• _Short task_
Quote the records below in full, exactly as given, with the images taken out.

[BEGIN]

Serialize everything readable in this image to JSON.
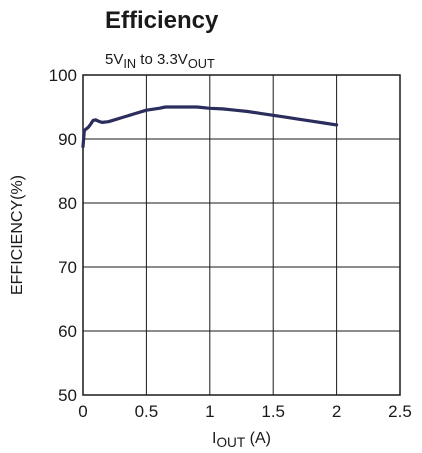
{
  "chart_data": {
    "type": "line",
    "title": "Efficiency",
    "subtitle": {
      "parts": [
        {
          "text": "5V",
          "sub": false
        },
        {
          "text": "IN",
          "sub": true
        },
        {
          "text": " to 3.3V",
          "sub": false
        },
        {
          "text": "OUT",
          "sub": true
        }
      ]
    },
    "xlabel": {
      "parts": [
        {
          "text": "I",
          "sub": false
        },
        {
          "text": "OUT",
          "sub": true
        },
        {
          "text": " (A)",
          "sub": false
        }
      ]
    },
    "ylabel": "EFFICIENCY(%)",
    "xlim": [
      0,
      2.5
    ],
    "ylim": [
      50,
      100
    ],
    "x_ticks": [
      0,
      0.5,
      1,
      1.5,
      2,
      2.5
    ],
    "x_tick_labels": [
      "0",
      "0.5",
      "1",
      "1.5",
      "2",
      "2.5"
    ],
    "y_ticks": [
      50,
      60,
      70,
      80,
      90,
      100
    ],
    "y_tick_labels": [
      "50",
      "60",
      "70",
      "80",
      "90",
      "100"
    ],
    "grid": true,
    "line_color": "#2b2d5c",
    "series": [
      {
        "x": [
          0,
          0.01,
          0.02,
          0.04,
          0.06,
          0.08,
          0.1,
          0.12,
          0.15,
          0.2,
          0.25,
          0.3,
          0.4,
          0.5,
          0.6,
          0.65,
          0.7,
          0.8,
          0.9,
          1.0,
          1.1,
          1.2,
          1.3,
          1.4,
          1.5,
          1.6,
          1.7,
          1.8,
          1.9,
          2.0
        ],
        "y": [
          88.8,
          91.3,
          91.5,
          91.8,
          92.3,
          92.9,
          93.0,
          92.8,
          92.6,
          92.7,
          93.0,
          93.3,
          93.9,
          94.5,
          94.8,
          95.0,
          95.0,
          95.0,
          95.0,
          94.8,
          94.7,
          94.5,
          94.3,
          94.0,
          93.7,
          93.4,
          93.1,
          92.8,
          92.5,
          92.2
        ]
      }
    ]
  }
}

[END]

• _Answer to the problem_
Serialize everything readable in this image to JSON.
{
  "chart_data": {
    "type": "line",
    "title": "Efficiency",
    "subtitle": {
      "parts": [
        {
          "text": "5V",
          "sub": false
        },
        {
          "text": "IN",
          "sub": true
        },
        {
          "text": " to 3.3V",
          "sub": false
        },
        {
          "text": "OUT",
          "sub": true
        }
      ]
    },
    "xlabel": {
      "parts": [
        {
          "text": "I",
          "sub": false
        },
        {
          "text": "OUT",
          "sub": true
        },
        {
          "text": " (A)",
          "sub": false
        }
      ]
    },
    "ylabel": "EFFICIENCY(%)",
    "xlim": [
      0,
      2.5
    ],
    "ylim": [
      50,
      100
    ],
    "x_ticks": [
      0,
      0.5,
      1,
      1.5,
      2,
      2.5
    ],
    "x_tick_labels": [
      "0",
      "0.5",
      "1",
      "1.5",
      "2",
      "2.5"
    ],
    "y_ticks": [
      50,
      60,
      70,
      80,
      90,
      100
    ],
    "y_tick_labels": [
      "50",
      "60",
      "70",
      "80",
      "90",
      "100"
    ],
    "grid": true,
    "line_color": "#2b2d5c",
    "series": [
      {
        "x": [
          0,
          0.01,
          0.02,
          0.04,
          0.06,
          0.08,
          0.1,
          0.12,
          0.15,
          0.2,
          0.25,
          0.3,
          0.4,
          0.5,
          0.6,
          0.65,
          0.7,
          0.8,
          0.9,
          1.0,
          1.1,
          1.2,
          1.3,
          1.4,
          1.5,
          1.6,
          1.7,
          1.8,
          1.9,
          2.0
        ],
        "y": [
          88.8,
          91.3,
          91.5,
          91.8,
          92.3,
          92.9,
          93.0,
          92.8,
          92.6,
          92.7,
          93.0,
          93.3,
          93.9,
          94.5,
          94.8,
          95.0,
          95.0,
          95.0,
          95.0,
          94.8,
          94.7,
          94.5,
          94.3,
          94.0,
          93.7,
          93.4,
          93.1,
          92.8,
          92.5,
          92.2
        ]
      }
    ]
  }
}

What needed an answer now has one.